# Start of Working data

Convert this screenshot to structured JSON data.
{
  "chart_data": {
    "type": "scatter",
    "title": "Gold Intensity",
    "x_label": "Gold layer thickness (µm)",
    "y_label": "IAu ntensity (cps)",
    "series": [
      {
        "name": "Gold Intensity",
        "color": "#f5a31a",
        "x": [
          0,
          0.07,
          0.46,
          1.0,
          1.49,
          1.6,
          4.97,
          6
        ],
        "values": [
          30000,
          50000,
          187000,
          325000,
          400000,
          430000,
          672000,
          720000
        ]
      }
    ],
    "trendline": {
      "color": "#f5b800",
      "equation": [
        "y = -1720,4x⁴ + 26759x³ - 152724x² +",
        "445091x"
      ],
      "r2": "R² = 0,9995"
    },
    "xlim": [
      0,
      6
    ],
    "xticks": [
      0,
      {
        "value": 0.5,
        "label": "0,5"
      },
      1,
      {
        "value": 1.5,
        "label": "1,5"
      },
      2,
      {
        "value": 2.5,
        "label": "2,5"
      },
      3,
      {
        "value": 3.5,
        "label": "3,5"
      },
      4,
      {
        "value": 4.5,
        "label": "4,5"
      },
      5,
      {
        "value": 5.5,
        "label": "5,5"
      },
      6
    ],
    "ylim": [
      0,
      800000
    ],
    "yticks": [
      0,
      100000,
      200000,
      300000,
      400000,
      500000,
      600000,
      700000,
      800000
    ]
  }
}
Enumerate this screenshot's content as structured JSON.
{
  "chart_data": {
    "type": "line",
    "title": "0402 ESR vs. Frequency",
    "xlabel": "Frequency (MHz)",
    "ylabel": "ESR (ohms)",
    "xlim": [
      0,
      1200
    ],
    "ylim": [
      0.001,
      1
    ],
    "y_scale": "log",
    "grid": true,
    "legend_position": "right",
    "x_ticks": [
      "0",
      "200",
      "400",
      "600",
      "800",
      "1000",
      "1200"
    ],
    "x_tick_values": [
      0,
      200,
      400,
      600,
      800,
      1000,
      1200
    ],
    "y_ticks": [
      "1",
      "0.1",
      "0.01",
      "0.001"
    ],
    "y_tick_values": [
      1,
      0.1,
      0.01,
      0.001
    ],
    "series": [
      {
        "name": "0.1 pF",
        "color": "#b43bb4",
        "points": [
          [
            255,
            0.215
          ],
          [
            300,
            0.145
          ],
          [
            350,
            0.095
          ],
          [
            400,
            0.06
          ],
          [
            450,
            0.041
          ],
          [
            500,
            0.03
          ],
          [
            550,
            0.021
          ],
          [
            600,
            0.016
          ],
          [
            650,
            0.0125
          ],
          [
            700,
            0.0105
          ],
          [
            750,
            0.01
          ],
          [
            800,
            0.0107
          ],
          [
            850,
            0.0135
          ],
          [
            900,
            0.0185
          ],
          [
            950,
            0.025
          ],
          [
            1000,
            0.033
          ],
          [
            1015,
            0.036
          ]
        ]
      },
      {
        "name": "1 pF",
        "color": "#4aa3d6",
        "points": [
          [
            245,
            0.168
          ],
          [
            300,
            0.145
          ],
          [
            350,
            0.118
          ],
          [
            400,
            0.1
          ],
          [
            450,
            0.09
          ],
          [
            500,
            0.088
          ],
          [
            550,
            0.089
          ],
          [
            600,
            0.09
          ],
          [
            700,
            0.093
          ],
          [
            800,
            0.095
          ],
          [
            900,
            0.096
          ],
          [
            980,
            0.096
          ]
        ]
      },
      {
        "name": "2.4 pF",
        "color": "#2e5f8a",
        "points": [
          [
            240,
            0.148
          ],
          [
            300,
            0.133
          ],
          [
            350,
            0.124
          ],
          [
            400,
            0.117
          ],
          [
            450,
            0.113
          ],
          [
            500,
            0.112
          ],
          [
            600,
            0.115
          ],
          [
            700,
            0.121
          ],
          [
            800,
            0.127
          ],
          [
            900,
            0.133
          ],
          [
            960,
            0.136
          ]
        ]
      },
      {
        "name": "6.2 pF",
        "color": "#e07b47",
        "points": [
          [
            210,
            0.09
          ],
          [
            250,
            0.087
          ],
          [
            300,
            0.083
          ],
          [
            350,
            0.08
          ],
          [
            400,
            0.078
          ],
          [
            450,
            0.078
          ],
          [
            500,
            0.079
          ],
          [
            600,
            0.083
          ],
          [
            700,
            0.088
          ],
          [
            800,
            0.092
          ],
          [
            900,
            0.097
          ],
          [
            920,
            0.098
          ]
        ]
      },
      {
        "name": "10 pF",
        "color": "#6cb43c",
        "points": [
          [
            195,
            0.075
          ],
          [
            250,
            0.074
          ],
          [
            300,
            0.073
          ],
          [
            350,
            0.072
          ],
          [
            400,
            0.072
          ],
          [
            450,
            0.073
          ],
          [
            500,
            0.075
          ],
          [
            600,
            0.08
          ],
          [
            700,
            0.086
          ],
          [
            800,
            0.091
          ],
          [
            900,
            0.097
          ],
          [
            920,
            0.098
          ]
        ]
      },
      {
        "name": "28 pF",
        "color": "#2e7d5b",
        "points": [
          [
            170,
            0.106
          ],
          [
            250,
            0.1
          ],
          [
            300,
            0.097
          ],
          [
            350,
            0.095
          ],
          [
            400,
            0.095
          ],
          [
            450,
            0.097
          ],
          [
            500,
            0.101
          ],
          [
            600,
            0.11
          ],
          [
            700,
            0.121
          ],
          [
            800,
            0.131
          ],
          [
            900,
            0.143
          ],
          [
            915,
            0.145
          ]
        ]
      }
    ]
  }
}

# End of Working data

→ **Goal**
Give the complete listing a second time, exactly as it reads.

→ **Task answer**
Convert this screenshot to structured JSON data.
{
  "chart_data": {
    "type": "scatter",
    "title": "Gold Intensity",
    "x_label": "Gold layer thickness (µm)",
    "y_label": "IAu ntensity (cps)",
    "series": [
      {
        "name": "Gold Intensity",
        "color": "#f5a31a",
        "x": [
          0,
          0.07,
          0.46,
          1.0,
          1.49,
          1.6,
          4.97,
          6
        ],
        "values": [
          30000,
          50000,
          187000,
          325000,
          400000,
          430000,
          672000,
          720000
        ]
      }
    ],
    "trendline": {
      "color": "#f5b800",
      "equation": [
        "y = -1720,4x⁴ + 26759x³ - 152724x² +",
        "445091x"
      ],
      "r2": "R² = 0,9995"
    },
    "xlim": [
      0,
      6
    ],
    "xticks": [
      0,
      {
        "value": 0.5,
        "label": "0,5"
      },
      1,
      {
        "value": 1.5,
        "label": "1,5"
      },
      2,
      {
        "value": 2.5,
        "label": "2,5"
      },
      3,
      {
        "value": 3.5,
        "label": "3,5"
      },
      4,
      {
        "value": 4.5,
        "label": "4,5"
      },
      5,
      {
        "value": 5.5,
        "label": "5,5"
      },
      6
    ],
    "ylim": [
      0,
      800000
    ],
    "yticks": [
      0,
      100000,
      200000,
      300000,
      400000,
      500000,
      600000,
      700000,
      800000
    ]
  }
}
Enumerate this screenshot's content as structured JSON.
{
  "chart_data": {
    "type": "line",
    "title": "0402 ESR vs. Frequency",
    "xlabel": "Frequency (MHz)",
    "ylabel": "ESR (ohms)",
    "xlim": [
      0,
      1200
    ],
    "ylim": [
      0.001,
      1
    ],
    "y_scale": "log",
    "grid": true,
    "legend_position": "right",
    "x_ticks": [
      "0",
      "200",
      "400",
      "600",
      "800",
      "1000",
      "1200"
    ],
    "x_tick_values": [
      0,
      200,
      400,
      600,
      800,
      1000,
      1200
    ],
    "y_ticks": [
      "1",
      "0.1",
      "0.01",
      "0.001"
    ],
    "y_tick_values": [
      1,
      0.1,
      0.01,
      0.001
    ],
    "series": [
      {
        "name": "0.1 pF",
        "color": "#b43bb4",
        "points": [
          [
            255,
            0.215
          ],
          [
            300,
            0.145
          ],
          [
            350,
            0.095
          ],
          [
            400,
            0.06
          ],
          [
            450,
            0.041
          ],
          [
            500,
            0.03
          ],
          [
            550,
            0.021
          ],
          [
            600,
            0.016
          ],
          [
            650,
            0.0125
          ],
          [
            700,
            0.0105
          ],
          [
            750,
            0.01
          ],
          [
            800,
            0.0107
          ],
          [
            850,
            0.0135
          ],
          [
            900,
            0.0185
          ],
          [
            950,
            0.025
          ],
          [
            1000,
            0.033
          ],
          [
            1015,
            0.036
          ]
        ]
      },
      {
        "name": "1 pF",
        "color": "#4aa3d6",
        "points": [
          [
            245,
            0.168
          ],
          [
            300,
            0.145
          ],
          [
            350,
            0.118
          ],
          [
            400,
            0.1
          ],
          [
            450,
            0.09
          ],
          [
            500,
            0.088
          ],
          [
            550,
            0.089
          ],
          [
            600,
            0.09
          ],
          [
            700,
            0.093
          ],
          [
            800,
            0.095
          ],
          [
            900,
            0.096
          ],
          [
            980,
            0.096
          ]
        ]
      },
      {
        "name": "2.4 pF",
        "color": "#2e5f8a",
        "points": [
          [
            240,
            0.148
          ],
          [
            300,
            0.133
          ],
          [
            350,
            0.124
          ],
          [
            400,
            0.117
          ],
          [
            450,
            0.113
          ],
          [
            500,
            0.112
          ],
          [
            600,
            0.115
          ],
          [
            700,
            0.121
          ],
          [
            800,
            0.127
          ],
          [
            900,
            0.133
          ],
          [
            960,
            0.136
          ]
        ]
      },
      {
        "name": "6.2 pF",
        "color": "#e07b47",
        "points": [
          [
            210,
            0.09
          ],
          [
            250,
            0.087
          ],
          [
            300,
            0.083
          ],
          [
            350,
            0.08
          ],
          [
            400,
            0.078
          ],
          [
            450,
            0.078
          ],
          [
            500,
            0.079
          ],
          [
            600,
            0.083
          ],
          [
            700,
            0.088
          ],
          [
            800,
            0.092
          ],
          [
            900,
            0.097
          ],
          [
            920,
            0.098
          ]
        ]
      },
      {
        "name": "10 pF",
        "color": "#6cb43c",
        "points": [
          [
            195,
            0.075
          ],
          [
            250,
            0.074
          ],
          [
            300,
            0.073
          ],
          [
            350,
            0.072
          ],
          [
            400,
            0.072
          ],
          [
            450,
            0.073
          ],
          [
            500,
            0.075
          ],
          [
            600,
            0.08
          ],
          [
            700,
            0.086
          ],
          [
            800,
            0.091
          ],
          [
            900,
            0.097
          ],
          [
            920,
            0.098
          ]
        ]
      },
      {
        "name": "28 pF",
        "color": "#2e7d5b",
        "points": [
          [
            170,
            0.106
          ],
          [
            250,
            0.1
          ],
          [
            300,
            0.097
          ],
          [
            350,
            0.095
          ],
          [
            400,
            0.095
          ],
          [
            450,
            0.097
          ],
          [
            500,
            0.101
          ],
          [
            600,
            0.11
          ],
          [
            700,
            0.121
          ],
          [
            800,
            0.131
          ],
          [
            900,
            0.143
          ],
          [
            915,
            0.145
          ]
        ]
      }
    ]
  }
}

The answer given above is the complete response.